Quizá el relato breve y los microtextos (aforismos, haikus y microrrelatos) sean los géneros por los que más se le conoce (escribe regularmente en su blog Microrréplicas). Por eso mismo, le pregunté por el engranaje entre la narrativa breve e internet. «Dicen que las nuevas generaciones no quieren muchas páginas para leer y luego ves que Harry Potter, el mayor best seller infantil de nuestra época, ha sido una novela romántica, por entregas; un fenómeno del siglo XIX. Las épocas impacientes también segregan la necesidad de la paciencia». Otro juego de ida y vuelta entre dos universos. Aunque Neuman emplea la metáfora del puente y las orillas opuestas para reflejar las contradicciones de la red (y de las épocas). Por un lado, los microtextos han encontrado un cauce en internet, pero al mismo tiempo «nunca se ha editado tanta literatura clásica como ahora», dice. Pone un ejemplo: la cuenta de Twitter de Samuel Johnson (1709-1784), con más de 30.000 seguidores, ha propiciado la reedición de sus textos. «Lo interesante es el mecanismo de retroalimentación entre la tradición y las nueva tecnologías. La gente que dice: Internet no me interesa, yo soy más clásico. Es un error. Porque, precisamente, si eres clásico te encantaría internet».
++++++++++++++++++++
Prolonga el texto sobre Neuman, la narrativa breve e internet a partir de su última oración.
++++++++++++++++++++
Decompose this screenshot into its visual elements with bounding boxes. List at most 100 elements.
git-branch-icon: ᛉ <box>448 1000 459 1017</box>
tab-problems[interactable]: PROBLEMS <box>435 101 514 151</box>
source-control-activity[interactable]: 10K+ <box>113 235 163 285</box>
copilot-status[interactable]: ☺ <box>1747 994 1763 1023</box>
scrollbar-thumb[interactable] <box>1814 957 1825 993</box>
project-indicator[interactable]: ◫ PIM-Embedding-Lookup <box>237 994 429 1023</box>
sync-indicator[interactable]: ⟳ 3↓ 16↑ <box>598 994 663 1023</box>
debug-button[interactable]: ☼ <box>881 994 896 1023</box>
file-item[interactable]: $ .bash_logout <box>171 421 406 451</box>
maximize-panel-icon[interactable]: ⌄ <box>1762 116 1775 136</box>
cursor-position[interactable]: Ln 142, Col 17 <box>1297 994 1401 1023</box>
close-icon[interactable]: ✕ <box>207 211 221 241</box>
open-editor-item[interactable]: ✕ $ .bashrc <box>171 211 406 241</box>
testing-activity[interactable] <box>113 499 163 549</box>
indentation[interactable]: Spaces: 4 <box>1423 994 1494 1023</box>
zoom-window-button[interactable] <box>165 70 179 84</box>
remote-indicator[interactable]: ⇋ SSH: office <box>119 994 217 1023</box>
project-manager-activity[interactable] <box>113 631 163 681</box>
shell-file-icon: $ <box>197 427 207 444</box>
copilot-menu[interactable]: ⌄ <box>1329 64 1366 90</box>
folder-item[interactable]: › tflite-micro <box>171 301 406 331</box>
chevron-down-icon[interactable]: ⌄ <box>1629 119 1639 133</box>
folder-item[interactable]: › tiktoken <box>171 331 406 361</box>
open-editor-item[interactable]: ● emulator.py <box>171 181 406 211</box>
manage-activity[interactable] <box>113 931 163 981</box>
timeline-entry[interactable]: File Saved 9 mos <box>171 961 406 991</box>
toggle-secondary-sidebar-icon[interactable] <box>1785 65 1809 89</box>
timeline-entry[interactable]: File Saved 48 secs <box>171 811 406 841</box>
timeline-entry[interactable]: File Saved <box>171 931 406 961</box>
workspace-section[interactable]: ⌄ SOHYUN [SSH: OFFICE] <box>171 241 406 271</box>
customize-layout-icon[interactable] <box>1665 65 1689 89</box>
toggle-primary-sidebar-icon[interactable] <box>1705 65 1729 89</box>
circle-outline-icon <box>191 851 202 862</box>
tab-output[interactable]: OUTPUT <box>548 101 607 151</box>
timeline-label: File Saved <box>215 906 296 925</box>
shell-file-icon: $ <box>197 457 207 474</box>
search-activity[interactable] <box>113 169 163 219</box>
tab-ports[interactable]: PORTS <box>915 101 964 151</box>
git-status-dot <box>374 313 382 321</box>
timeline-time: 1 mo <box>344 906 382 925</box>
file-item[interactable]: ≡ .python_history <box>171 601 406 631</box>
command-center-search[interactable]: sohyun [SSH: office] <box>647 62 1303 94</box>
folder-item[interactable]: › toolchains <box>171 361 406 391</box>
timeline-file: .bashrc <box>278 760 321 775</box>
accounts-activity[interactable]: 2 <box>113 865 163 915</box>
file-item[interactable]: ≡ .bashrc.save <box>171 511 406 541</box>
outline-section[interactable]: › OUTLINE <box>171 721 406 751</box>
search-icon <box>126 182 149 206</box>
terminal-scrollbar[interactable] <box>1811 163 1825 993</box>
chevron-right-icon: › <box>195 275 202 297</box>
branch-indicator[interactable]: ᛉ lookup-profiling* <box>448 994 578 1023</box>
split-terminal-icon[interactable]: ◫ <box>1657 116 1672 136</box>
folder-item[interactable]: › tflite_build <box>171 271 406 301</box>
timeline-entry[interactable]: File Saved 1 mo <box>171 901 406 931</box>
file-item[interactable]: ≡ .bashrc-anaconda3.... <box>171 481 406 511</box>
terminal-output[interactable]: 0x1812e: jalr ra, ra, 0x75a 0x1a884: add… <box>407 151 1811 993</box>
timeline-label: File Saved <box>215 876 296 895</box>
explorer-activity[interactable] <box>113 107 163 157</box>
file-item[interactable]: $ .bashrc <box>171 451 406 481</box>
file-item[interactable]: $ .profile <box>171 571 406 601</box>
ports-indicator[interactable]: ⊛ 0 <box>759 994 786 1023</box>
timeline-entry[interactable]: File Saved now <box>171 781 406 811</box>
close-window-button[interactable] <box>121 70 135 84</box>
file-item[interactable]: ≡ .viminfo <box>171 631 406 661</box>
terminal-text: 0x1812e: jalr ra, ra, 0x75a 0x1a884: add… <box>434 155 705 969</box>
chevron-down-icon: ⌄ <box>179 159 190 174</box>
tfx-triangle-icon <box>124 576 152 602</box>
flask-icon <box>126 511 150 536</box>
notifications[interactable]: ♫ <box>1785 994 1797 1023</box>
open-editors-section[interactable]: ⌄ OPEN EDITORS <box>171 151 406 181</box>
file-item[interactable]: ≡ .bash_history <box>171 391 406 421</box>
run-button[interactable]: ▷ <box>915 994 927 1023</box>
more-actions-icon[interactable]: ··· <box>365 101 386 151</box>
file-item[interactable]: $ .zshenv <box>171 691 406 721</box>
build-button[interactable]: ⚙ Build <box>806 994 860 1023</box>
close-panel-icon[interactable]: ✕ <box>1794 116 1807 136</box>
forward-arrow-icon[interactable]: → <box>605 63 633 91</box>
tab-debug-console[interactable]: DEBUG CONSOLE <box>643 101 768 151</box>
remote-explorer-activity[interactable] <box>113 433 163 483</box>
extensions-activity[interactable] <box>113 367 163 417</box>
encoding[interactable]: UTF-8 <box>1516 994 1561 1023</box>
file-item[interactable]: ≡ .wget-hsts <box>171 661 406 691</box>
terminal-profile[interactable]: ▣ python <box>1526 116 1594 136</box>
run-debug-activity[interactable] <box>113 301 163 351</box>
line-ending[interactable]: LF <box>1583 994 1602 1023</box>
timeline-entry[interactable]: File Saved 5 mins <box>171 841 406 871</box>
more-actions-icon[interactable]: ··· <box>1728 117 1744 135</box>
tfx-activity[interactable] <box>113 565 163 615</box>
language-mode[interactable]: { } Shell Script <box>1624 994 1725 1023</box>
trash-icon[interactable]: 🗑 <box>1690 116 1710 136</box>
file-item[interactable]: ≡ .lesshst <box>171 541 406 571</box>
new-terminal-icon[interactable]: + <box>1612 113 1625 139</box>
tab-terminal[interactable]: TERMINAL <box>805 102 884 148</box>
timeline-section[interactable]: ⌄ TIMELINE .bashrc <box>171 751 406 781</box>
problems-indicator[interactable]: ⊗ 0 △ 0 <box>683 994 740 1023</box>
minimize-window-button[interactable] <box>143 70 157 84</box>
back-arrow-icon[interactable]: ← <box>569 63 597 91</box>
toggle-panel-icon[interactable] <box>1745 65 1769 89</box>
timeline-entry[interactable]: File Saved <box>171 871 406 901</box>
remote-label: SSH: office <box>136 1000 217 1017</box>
++++++++++++++++++++
■ **Respuesta**:
Neuman, descansando en el Cementerio de Guadalajara en una imagen tomada en 2007. Foto: Moramay Herrera Kuri.
No pude evitar preguntarle por el detective salvaje Roberto Bolaño y por las palabras que le dedicó en ‘Entre paréntesis’: «La literatura del siglo XXI pertenecerá a Neuman y a unos pocos de sus hermanos de sangre». ¿Sus palabras son una carga? «No sé si son una carga pero son un error (aclara). Bolaño era un crítico visceral, de filias y fobias, y ahora que ha muerto y se ha convertido en una leyenda, sus opiniones las releemos de forma solemne y entonces, sin querer, lo traicionamos, porque Bolaño nunca opinó de manera solemne. Me parecen, además, una responsabilidad imposible de cumplir. Toda mi literatura será siempre un fracaso si la medimos con ese articulillo que decidió dedicarme. Lo veo más bien como un respaldo a un escritor joven, una hipérbole generosa».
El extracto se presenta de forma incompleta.